[Some records]

** BEGIN **

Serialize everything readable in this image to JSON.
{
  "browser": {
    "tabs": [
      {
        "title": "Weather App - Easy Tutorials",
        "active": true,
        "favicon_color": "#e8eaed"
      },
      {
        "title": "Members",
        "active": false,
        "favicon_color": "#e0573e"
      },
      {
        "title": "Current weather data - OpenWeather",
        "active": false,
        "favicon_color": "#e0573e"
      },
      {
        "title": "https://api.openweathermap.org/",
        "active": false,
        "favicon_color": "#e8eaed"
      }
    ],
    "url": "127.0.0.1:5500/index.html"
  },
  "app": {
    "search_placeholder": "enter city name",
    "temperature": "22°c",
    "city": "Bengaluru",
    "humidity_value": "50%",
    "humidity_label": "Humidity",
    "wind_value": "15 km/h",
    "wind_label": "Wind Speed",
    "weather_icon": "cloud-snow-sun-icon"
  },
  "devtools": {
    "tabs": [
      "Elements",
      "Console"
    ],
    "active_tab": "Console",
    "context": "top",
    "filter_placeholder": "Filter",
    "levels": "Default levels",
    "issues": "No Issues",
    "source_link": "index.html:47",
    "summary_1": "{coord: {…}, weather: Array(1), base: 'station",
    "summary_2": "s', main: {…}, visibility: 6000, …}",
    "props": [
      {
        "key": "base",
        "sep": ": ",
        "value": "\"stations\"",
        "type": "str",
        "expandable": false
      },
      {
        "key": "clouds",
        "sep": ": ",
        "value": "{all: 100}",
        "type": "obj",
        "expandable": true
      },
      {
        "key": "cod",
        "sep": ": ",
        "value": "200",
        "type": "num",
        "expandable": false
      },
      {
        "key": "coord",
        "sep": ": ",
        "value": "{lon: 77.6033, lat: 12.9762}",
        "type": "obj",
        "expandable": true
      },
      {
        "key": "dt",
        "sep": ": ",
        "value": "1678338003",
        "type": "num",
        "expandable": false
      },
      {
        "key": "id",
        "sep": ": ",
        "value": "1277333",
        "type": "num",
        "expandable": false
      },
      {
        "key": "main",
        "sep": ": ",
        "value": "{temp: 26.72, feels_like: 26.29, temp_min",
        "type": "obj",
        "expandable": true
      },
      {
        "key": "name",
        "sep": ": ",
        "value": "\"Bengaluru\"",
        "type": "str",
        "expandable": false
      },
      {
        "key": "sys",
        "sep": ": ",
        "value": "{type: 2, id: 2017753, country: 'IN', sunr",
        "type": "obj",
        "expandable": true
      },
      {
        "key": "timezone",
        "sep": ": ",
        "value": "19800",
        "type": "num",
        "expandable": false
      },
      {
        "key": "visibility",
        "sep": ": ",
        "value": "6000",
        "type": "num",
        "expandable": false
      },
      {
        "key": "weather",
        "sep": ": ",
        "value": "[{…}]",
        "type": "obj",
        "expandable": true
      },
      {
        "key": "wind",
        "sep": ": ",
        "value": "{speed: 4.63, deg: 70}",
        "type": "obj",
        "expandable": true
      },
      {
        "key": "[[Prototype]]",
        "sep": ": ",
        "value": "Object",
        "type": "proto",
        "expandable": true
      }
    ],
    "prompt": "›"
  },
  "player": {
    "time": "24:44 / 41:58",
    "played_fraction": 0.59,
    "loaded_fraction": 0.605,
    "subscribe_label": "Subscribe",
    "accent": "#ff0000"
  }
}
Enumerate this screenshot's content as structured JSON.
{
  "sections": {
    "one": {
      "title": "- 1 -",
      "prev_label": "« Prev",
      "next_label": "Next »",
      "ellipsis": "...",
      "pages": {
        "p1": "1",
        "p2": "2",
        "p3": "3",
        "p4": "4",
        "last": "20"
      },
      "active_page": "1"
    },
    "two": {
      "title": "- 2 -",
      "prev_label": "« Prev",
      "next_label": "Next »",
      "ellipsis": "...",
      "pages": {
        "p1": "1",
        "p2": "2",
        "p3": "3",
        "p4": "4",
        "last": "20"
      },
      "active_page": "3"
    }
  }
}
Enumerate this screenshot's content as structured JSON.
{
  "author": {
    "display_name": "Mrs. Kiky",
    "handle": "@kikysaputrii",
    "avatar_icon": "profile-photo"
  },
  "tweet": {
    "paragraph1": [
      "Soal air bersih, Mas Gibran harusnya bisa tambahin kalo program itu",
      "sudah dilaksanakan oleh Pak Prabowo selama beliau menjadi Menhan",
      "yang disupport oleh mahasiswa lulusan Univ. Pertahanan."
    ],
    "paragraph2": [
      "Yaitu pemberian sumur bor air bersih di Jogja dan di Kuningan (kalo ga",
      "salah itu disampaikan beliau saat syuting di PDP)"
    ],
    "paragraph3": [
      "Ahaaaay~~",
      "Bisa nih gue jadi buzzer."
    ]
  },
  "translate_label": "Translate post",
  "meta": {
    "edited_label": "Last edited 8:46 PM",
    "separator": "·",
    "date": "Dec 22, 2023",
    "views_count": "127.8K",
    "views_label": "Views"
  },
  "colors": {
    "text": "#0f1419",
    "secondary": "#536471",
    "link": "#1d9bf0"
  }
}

** END **

[Task to complete]: Quote all of the entries exactly as they appear.

[Full output]:
Serialize everything readable in this image to JSON.
{
  "browser": {
    "tabs": [
      {
        "title": "Weather App - Easy Tutorials",
        "active": true,
        "favicon_color": "#e8eaed"
      },
      {
        "title": "Members",
        "active": false,
        "favicon_color": "#e0573e"
      },
      {
        "title": "Current weather data - OpenWeather",
        "active": false,
        "favicon_color": "#e0573e"
      },
      {
        "title": "https://api.openweathermap.org/",
        "active": false,
        "favicon_color": "#e8eaed"
      }
    ],
    "url": "127.0.0.1:5500/index.html"
  },
  "app": {
    "search_placeholder": "enter city name",
    "temperature": "22°c",
    "city": "Bengaluru",
    "humidity_value": "50%",
    "humidity_label": "Humidity",
    "wind_value": "15 km/h",
    "wind_label": "Wind Speed",
    "weather_icon": "cloud-snow-sun-icon"
  },
  "devtools": {
    "tabs": [
      "Elements",
      "Console"
    ],
    "active_tab": "Console",
    "context": "top",
    "filter_placeholder": "Filter",
    "levels": "Default levels",
    "issues": "No Issues",
    "source_link": "index.html:47",
    "summary_1": "{coord: {…}, weather: Array(1), base: 'station",
    "summary_2": "s', main: {…}, visibility: 6000, …}",
    "props": [
      {
        "key": "base",
        "sep": ": ",
        "value": "\"stations\"",
        "type": "str",
        "expandable": false
      },
      {
        "key": "clouds",
        "sep": ": ",
        "value": "{all: 100}",
        "type": "obj",
        "expandable": true
      },
      {
        "key": "cod",
        "sep": ": ",
        "value": "200",
        "type": "num",
        "expandable": false
      },
      {
        "key": "coord",
        "sep": ": ",
        "value": "{lon: 77.6033, lat: 12.9762}",
        "type": "obj",
        "expandable": true
      },
      {
        "key": "dt",
        "sep": ": ",
        "value": "1678338003",
        "type": "num",
        "expandable": false
      },
      {
        "key": "id",
        "sep": ": ",
        "value": "1277333",
        "type": "num",
        "expandable": false
      },
      {
        "key": "main",
        "sep": ": ",
        "value": "{temp: 26.72, feels_like: 26.29, temp_min",
        "type": "obj",
        "expandable": true
      },
      {
        "key": "name",
        "sep": ": ",
        "value": "\"Bengaluru\"",
        "type": "str",
        "expandable": false
      },
      {
        "key": "sys",
        "sep": ": ",
        "value": "{type: 2, id: 2017753, country: 'IN', sunr",
        "type": "obj",
        "expandable": true
      },
      {
        "key": "timezone",
        "sep": ": ",
        "value": "19800",
        "type": "num",
        "expandable": false
      },
      {
        "key": "visibility",
        "sep": ": ",
        "value": "6000",
        "type": "num",
        "expandable": false
      },
      {
        "key": "weather",
        "sep": ": ",
        "value": "[{…}]",
        "type": "obj",
        "expandable": true
      },
      {
        "key": "wind",
        "sep": ": ",
        "value": "{speed: 4.63, deg: 70}",
        "type": "obj",
        "expandable": true
      },
      {
        "key": "[[Prototype]]",
        "sep": ": ",
        "value": "Object",
        "type": "proto",
        "expandable": true
      }
    ],
    "prompt": "›"
  },
  "player": {
    "time": "24:44 / 41:58",
    "played_fraction": 0.59,
    "loaded_fraction": 0.605,
    "subscribe_label": "Subscribe",
    "accent": "#ff0000"
  }
}
Enumerate this screenshot's content as structured JSON.
{
  "sections": {
    "one": {
      "title": "- 1 -",
      "prev_label": "« Prev",
      "next_label": "Next »",
      "ellipsis": "...",
      "pages": {
        "p1": "1",
        "p2": "2",
        "p3": "3",
        "p4": "4",
        "last": "20"
      },
      "active_page": "1"
    },
    "two": {
      "title": "- 2 -",
      "prev_label": "« Prev",
      "next_label": "Next »",
      "ellipsis": "...",
      "pages": {
        "p1": "1",
        "p2": "2",
        "p3": "3",
        "p4": "4",
        "last": "20"
      },
      "active_page": "3"
    }
  }
}
Enumerate this screenshot's content as structured JSON.
{
  "author": {
    "display_name": "Mrs. Kiky",
    "handle": "@kikysaputrii",
    "avatar_icon": "profile-photo"
  },
  "tweet": {
    "paragraph1": [
      "Soal air bersih, Mas Gibran harusnya bisa tambahin kalo program itu",
      "sudah dilaksanakan oleh Pak Prabowo selama beliau menjadi Menhan",
      "yang disupport oleh mahasiswa lulusan Univ. Pertahanan."
    ],
    "paragraph2": [
      "Yaitu pemberian sumur bor air bersih di Jogja dan di Kuningan (kalo ga",
      "salah itu disampaikan beliau saat syuting di PDP)"
    ],
    "paragraph3": [
      "Ahaaaay~~",
      "Bisa nih gue jadi buzzer."
    ]
  },
  "translate_label": "Translate post",
  "meta": {
    "edited_label": "Last edited 8:46 PM",
    "separator": "·",
    "date": "Dec 22, 2023",
    "views_count": "127.8K",
    "views_label": "Views"
  },
  "colors": {
    "text": "#0f1419",
    "secondary": "#536471",
    "link": "#1d9bf0"
  }
}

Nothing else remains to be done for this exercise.